■ **読解文**
################

僕も自社開発した企業向けのソフトウェア製品を10年近く手がけていますが、その価値を納得のいく形で言葉にできるようになったのはつい最近の事だったりします。
Creative Teamwork / Aalto Creative Sustainability
自分なりには昔から自社サービスの価値を考え抜いてきたつもりでしたが、一言で表そうとするとどうしても納得のいかないものになってしまう。客観的に、でも真剣に製品を見てくれる他者の視点が入るようになって、ようやく道が開けてきた感じです。
製品やサービスを作る人には「この製品が絶対必要なんだ」という盲信と製品に対する愛情が必要ですが、評価の客観性というのは、こういう性質とはそもそも反するものな訳ですから、自分だけで自社サービスの価値を客観的に考えるのは難しい事なんですよね。
今回ご紹介する「戦略は一杯のコーヒーから学べ!」は、ITmediaオルタナティブ・ブロガーでもある永井孝尚さんの著書で、自社が提供できる価値を明確にし企業戦略に活かす「バリュー・プロポジション」の作成と活用の方法を、魅力的な登場人物とテンポの良いストーリー展開を通して楽しく学ばさせてくれます。
この本で僕が好きなのは、様々な紆余曲折を経て明確化されたバリュー・プロポジションを元に、新規プロジェクトに集められた個性的なメンバー達が製品設計を話しあうシーンです。
自社のサービスが「どうあるべきか」について、全てのメンバーが同じ場所に立って考える事ができるのもバリュー・プロポジションが明確となっているからこそですし、それを元に多くの人の得意分野や多様な考えが活かされ、新プロジェクトの課題を解決していく様は、読んでいて気持ちいい!
この物語自体は新プロジェクトの見事な成功で終わりますが、実際にはこれでバリュー・プロポジションの役割は終わるわけではなく、仮説の作成と検証、そして更なる仮説の作成というサイクルを繰り返しながら、バリュー・プロポジションを元にした戦略を洗練させていく事も必要でしょう。
また、本当に何もないところから新規事業の立ち上げを行うスタートアップにとっては、新規事業の始まりよりは、仮説と検証を繰り返しながら不安定な道を行く中で、道を踏み外して登ってはいないか?という事を常に確認するための「羅針盤」として、バリュー・プロポジションの存在が重要になってくるようにも思います。
あと目次のタイトルが興味を引くものになっていて、上手いなと思いました。
3杯目 マクドナルドがプレミアムローストで目指したもの
4杯目 「コーヒーの香り」を失ったスタバが考え続けたこと
などなど。こういう見出しを見ると読みたくなります。さすがです。

################

■ **記録データ**

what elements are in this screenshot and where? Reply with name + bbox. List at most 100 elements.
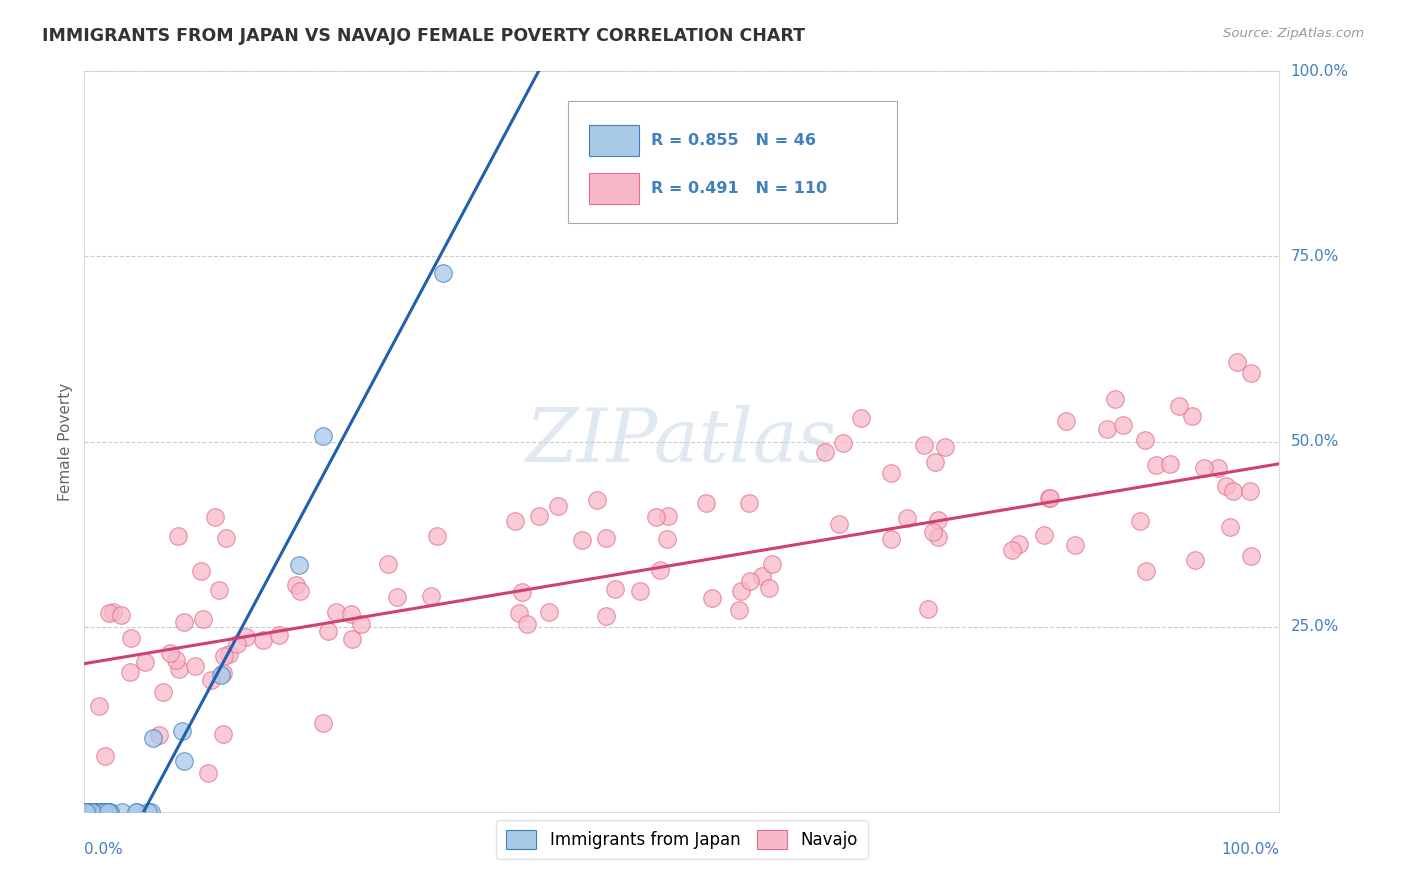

################

■ **課題一覧**
**A.** 読解文によると、「戦略は一杯のコーヒーから学べ!」の著者はだれですか。
**B.** 読解文のうち、「Creative Teamwork /」という語句を含むところから始まり、「やく道が開けてきた感じです。」で終わる部分を、一字も変えずに書き写しなさい。

■ **解答例**
**A.** 永井孝尚さんです。

**B.**
Creative Teamwork / Aalto Creative Sustainability
自分なりには昔から自社サービスの価値を考え抜いてきたつもりでしたが、一言で表そうとするとどうしても納得のいかないものになってしまう。客観的に、でも真剣に製品を見てくれる他者の視点が入るようになって、ようやく道が開けてきた感じです。